• **Requirements**: Wherever a line holds the string "Their", copy that line.

[BEGIN Available data]

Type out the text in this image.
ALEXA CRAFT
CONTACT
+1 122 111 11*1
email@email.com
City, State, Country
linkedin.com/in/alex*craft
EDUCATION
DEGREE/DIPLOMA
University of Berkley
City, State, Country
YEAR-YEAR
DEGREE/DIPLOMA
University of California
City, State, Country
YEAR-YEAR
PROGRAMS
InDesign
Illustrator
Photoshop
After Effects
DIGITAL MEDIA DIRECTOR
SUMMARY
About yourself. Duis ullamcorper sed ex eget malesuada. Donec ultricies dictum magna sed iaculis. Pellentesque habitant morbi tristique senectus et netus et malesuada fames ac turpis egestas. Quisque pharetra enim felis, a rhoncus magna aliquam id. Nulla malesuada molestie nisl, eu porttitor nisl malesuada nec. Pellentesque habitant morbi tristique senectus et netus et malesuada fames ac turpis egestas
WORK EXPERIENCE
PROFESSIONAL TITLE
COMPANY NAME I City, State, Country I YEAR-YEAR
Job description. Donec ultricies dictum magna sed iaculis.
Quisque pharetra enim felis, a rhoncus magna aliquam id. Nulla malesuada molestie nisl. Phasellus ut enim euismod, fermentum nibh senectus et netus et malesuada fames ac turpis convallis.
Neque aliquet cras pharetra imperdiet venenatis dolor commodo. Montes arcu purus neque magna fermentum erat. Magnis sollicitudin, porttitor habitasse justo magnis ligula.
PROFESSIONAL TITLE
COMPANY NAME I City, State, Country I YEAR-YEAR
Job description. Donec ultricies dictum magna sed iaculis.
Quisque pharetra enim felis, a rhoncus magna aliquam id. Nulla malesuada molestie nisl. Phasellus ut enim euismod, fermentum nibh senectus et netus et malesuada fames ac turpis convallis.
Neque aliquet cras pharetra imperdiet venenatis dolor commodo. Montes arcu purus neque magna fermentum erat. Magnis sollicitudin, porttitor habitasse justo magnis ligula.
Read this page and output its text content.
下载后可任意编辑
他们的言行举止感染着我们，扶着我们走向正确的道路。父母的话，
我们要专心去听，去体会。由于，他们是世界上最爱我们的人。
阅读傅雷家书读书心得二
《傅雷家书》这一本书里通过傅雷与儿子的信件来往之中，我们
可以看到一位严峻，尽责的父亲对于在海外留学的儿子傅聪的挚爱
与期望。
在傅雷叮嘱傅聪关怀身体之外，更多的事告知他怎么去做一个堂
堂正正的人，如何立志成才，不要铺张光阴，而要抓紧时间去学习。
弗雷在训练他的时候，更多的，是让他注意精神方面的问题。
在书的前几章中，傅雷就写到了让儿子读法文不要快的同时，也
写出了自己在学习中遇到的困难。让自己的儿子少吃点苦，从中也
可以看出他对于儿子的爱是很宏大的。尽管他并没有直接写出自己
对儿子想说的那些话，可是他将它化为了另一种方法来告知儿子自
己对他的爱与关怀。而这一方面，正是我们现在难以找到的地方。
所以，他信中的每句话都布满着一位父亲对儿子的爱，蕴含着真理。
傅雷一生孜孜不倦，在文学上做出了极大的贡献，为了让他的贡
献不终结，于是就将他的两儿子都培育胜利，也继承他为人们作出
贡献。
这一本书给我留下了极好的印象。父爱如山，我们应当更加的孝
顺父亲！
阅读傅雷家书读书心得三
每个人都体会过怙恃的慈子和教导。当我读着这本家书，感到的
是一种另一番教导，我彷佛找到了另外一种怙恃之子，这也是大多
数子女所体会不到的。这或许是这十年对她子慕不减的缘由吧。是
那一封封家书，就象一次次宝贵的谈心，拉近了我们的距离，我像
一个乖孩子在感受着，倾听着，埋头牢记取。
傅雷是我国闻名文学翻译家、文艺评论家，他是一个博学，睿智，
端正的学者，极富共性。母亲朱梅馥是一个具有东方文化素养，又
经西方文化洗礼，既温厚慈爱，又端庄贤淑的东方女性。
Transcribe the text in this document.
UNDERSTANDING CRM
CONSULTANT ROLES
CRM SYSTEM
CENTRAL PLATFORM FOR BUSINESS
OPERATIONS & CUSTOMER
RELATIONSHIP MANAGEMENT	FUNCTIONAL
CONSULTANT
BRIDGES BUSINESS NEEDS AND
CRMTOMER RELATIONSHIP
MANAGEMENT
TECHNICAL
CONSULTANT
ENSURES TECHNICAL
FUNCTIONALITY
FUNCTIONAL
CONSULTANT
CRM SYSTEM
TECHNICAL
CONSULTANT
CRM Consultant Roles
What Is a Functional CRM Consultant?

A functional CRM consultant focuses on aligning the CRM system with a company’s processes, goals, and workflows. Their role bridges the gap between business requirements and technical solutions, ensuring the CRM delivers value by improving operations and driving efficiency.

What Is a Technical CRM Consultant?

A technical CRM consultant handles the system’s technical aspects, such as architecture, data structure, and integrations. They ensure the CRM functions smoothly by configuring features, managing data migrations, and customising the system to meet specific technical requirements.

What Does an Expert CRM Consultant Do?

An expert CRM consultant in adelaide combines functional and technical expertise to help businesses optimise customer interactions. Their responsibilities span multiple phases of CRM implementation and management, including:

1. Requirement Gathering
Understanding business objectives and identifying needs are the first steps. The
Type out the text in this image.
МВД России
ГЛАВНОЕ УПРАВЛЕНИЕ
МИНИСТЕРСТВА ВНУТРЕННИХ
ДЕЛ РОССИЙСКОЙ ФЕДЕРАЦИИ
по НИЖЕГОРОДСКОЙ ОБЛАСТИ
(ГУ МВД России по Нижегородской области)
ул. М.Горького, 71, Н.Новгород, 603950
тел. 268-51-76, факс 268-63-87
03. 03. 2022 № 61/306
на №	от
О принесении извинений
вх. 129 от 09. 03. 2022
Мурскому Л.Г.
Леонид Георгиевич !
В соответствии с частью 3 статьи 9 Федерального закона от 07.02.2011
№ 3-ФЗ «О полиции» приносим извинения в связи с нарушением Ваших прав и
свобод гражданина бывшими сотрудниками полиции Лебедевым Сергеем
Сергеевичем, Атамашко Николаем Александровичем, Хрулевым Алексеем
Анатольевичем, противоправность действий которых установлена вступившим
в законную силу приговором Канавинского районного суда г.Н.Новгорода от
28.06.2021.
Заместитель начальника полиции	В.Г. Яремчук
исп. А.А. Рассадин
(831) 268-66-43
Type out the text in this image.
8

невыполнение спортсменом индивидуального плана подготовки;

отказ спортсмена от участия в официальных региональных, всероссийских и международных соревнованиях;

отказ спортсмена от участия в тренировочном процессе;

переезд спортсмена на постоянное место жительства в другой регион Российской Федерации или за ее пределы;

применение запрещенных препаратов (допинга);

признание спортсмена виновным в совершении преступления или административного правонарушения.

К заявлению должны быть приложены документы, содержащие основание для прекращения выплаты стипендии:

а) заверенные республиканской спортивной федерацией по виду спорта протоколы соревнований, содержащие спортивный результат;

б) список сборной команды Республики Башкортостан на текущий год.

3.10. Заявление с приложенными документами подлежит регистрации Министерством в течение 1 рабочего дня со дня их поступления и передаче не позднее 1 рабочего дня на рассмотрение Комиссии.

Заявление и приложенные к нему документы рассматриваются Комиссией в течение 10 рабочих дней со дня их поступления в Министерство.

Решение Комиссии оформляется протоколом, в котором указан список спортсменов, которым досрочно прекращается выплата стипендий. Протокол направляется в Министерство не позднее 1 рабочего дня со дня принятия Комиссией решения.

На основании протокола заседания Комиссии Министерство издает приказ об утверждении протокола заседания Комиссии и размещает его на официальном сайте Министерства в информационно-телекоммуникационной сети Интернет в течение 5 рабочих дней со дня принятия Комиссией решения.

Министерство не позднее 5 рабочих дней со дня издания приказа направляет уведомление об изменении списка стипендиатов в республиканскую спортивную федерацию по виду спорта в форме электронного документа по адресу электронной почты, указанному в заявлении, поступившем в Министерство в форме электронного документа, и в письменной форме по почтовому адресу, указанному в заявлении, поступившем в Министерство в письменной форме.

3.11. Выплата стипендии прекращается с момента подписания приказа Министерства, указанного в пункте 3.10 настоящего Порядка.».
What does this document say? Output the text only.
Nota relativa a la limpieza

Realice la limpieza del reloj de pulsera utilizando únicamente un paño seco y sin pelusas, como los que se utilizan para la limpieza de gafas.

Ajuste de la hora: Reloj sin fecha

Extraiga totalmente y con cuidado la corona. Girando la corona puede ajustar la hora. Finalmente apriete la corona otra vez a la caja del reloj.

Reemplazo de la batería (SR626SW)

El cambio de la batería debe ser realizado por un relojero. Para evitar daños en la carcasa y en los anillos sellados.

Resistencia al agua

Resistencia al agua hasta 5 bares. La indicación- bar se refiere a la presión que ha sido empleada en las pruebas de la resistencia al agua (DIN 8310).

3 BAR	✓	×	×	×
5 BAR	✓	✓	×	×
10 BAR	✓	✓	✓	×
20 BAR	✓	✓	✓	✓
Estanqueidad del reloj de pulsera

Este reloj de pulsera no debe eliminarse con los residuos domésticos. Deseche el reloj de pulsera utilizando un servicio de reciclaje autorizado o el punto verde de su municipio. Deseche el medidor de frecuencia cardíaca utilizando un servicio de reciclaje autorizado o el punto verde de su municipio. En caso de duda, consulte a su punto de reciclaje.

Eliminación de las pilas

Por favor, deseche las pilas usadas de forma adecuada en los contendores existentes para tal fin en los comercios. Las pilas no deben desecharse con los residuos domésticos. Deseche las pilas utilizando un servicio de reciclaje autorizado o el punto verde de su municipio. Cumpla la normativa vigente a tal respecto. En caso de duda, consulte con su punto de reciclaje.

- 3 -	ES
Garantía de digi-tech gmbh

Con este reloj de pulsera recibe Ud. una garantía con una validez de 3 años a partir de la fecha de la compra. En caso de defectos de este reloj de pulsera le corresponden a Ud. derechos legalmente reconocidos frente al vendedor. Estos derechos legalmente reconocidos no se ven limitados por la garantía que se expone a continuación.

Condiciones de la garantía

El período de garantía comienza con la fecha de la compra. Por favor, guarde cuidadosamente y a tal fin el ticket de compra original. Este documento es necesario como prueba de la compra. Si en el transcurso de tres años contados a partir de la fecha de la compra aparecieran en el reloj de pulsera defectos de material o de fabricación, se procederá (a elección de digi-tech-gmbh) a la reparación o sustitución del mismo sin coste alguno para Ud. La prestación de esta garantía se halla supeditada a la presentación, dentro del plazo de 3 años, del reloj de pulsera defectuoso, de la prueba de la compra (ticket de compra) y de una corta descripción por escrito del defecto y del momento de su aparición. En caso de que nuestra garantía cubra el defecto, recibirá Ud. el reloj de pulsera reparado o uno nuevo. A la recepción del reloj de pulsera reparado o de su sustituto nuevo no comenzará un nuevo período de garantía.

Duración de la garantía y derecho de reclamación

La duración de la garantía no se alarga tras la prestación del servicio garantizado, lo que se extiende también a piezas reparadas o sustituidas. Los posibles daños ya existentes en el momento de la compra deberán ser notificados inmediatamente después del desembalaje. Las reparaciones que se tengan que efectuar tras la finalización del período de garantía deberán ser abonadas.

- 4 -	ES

[END Available data]

• **The completed task**:
A functional CRM consultant focuses on aligning the CRM system with a company’s processes, goals, and workflows. Their role bridges the gap between business requirements and technical solutions, ensuring the CRM delivers value by improving operations and driving efficiency.
An expert CRM consultant in adelaide combines functional and technical expertise to help businesses optimise customer interactions. Their responsibilities span multiple phases of CRM implementation and management, including:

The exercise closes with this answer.